>> Start Material for this exercise

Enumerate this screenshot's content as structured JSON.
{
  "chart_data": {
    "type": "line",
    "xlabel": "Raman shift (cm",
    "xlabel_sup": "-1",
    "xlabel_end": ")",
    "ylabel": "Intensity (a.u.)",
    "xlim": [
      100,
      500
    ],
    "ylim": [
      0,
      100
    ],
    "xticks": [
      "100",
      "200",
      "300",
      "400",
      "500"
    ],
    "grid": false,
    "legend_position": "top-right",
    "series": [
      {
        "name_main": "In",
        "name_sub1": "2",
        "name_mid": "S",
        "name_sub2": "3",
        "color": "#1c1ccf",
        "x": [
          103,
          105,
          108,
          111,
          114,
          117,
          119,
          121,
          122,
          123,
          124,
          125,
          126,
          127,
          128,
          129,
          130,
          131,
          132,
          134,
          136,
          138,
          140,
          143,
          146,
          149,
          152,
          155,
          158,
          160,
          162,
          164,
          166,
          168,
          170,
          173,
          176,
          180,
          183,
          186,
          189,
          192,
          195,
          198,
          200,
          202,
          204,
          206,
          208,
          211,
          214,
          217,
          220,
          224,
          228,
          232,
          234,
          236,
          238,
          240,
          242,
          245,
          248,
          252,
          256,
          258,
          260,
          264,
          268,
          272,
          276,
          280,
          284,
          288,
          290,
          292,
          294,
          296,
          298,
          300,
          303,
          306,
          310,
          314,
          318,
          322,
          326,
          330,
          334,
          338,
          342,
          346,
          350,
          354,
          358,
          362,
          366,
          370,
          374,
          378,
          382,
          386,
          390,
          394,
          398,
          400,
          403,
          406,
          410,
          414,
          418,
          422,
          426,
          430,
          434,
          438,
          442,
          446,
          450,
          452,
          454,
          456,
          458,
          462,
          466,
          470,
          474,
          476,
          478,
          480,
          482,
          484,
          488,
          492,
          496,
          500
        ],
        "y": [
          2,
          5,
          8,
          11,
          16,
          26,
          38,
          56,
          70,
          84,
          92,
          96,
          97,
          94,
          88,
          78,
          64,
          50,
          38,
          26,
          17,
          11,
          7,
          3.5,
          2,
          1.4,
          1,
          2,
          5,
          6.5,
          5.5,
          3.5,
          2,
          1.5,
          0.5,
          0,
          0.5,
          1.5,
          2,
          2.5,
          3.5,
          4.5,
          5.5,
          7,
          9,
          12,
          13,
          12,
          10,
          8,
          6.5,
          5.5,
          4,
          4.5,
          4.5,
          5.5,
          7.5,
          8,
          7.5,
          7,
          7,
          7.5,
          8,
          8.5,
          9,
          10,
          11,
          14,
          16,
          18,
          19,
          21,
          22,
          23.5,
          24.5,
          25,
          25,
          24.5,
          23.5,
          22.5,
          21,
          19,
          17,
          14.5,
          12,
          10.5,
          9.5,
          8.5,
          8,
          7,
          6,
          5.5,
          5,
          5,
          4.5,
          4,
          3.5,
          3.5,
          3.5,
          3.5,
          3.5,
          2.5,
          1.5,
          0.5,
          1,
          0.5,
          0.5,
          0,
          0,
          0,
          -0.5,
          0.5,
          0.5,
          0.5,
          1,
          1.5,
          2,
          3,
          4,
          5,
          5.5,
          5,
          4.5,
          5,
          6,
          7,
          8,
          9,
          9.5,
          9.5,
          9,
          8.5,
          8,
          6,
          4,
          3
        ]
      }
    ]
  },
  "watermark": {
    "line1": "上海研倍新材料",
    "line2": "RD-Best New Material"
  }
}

>> End Material for this exercise

__Your goal__
Retype the entries exactly, including every line.

__Complete output__
Enumerate this screenshot's content as structured JSON.
{
  "chart_data": {
    "type": "line",
    "xlabel": "Raman shift (cm",
    "xlabel_sup": "-1",
    "xlabel_end": ")",
    "ylabel": "Intensity (a.u.)",
    "xlim": [
      100,
      500
    ],
    "ylim": [
      0,
      100
    ],
    "xticks": [
      "100",
      "200",
      "300",
      "400",
      "500"
    ],
    "grid": false,
    "legend_position": "top-right",
    "series": [
      {
        "name_main": "In",
        "name_sub1": "2",
        "name_mid": "S",
        "name_sub2": "3",
        "color": "#1c1ccf",
        "x": [
          103,
          105,
          108,
          111,
          114,
          117,
          119,
          121,
          122,
          123,
          124,
          125,
          126,
          127,
          128,
          129,
          130,
          131,
          132,
          134,
          136,
          138,
          140,
          143,
          146,
          149,
          152,
          155,
          158,
          160,
          162,
          164,
          166,
          168,
          170,
          173,
          176,
          180,
          183,
          186,
          189,
          192,
          195,
          198,
          200,
          202,
          204,
          206,
          208,
          211,
          214,
          217,
          220,
          224,
          228,
          232,
          234,
          236,
          238,
          240,
          242,
          245,
          248,
          252,
          256,
          258,
          260,
          264,
          268,
          272,
          276,
          280,
          284,
          288,
          290,
          292,
          294,
          296,
          298,
          300,
          303,
          306,
          310,
          314,
          318,
          322,
          326,
          330,
          334,
          338,
          342,
          346,
          350,
          354,
          358,
          362,
          366,
          370,
          374,
          378,
          382,
          386,
          390,
          394,
          398,
          400,
          403,
          406,
          410,
          414,
          418,
          422,
          426,
          430,
          434,
          438,
          442,
          446,
          450,
          452,
          454,
          456,
          458,
          462,
          466,
          470,
          474,
          476,
          478,
          480,
          482,
          484,
          488,
          492,
          496,
          500
        ],
        "y": [
          2,
          5,
          8,
          11,
          16,
          26,
          38,
          56,
          70,
          84,
          92,
          96,
          97,
          94,
          88,
          78,
          64,
          50,
          38,
          26,
          17,
          11,
          7,
          3.5,
          2,
          1.4,
          1,
          2,
          5,
          6.5,
          5.5,
          3.5,
          2,
          1.5,
          0.5,
          0,
          0.5,
          1.5,
          2,
          2.5,
          3.5,
          4.5,
          5.5,
          7,
          9,
          12,
          13,
          12,
          10,
          8,
          6.5,
          5.5,
          4,
          4.5,
          4.5,
          5.5,
          7.5,
          8,
          7.5,
          7,
          7,
          7.5,
          8,
          8.5,
          9,
          10,
          11,
          14,
          16,
          18,
          19,
          21,
          22,
          23.5,
          24.5,
          25,
          25,
          24.5,
          23.5,
          22.5,
          21,
          19,
          17,
          14.5,
          12,
          10.5,
          9.5,
          8.5,
          8,
          7,
          6,
          5.5,
          5,
          5,
          4.5,
          4,
          3.5,
          3.5,
          3.5,
          3.5,
          3.5,
          2.5,
          1.5,
          0.5,
          1,
          0.5,
          0.5,
          0,
          0,
          0,
          -0.5,
          0.5,
          0.5,
          0.5,
          1,
          1.5,
          2,
          3,
          4,
          5,
          5.5,
          5,
          4.5,
          5,
          6,
          7,
          8,
          9,
          9.5,
          9.5,
          9,
          8.5,
          8,
          6,
          4,
          3
        ]
      }
    ]
  },
  "watermark": {
    "line1": "上海研倍新材料",
    "line2": "RD-Best New Material"
  }
}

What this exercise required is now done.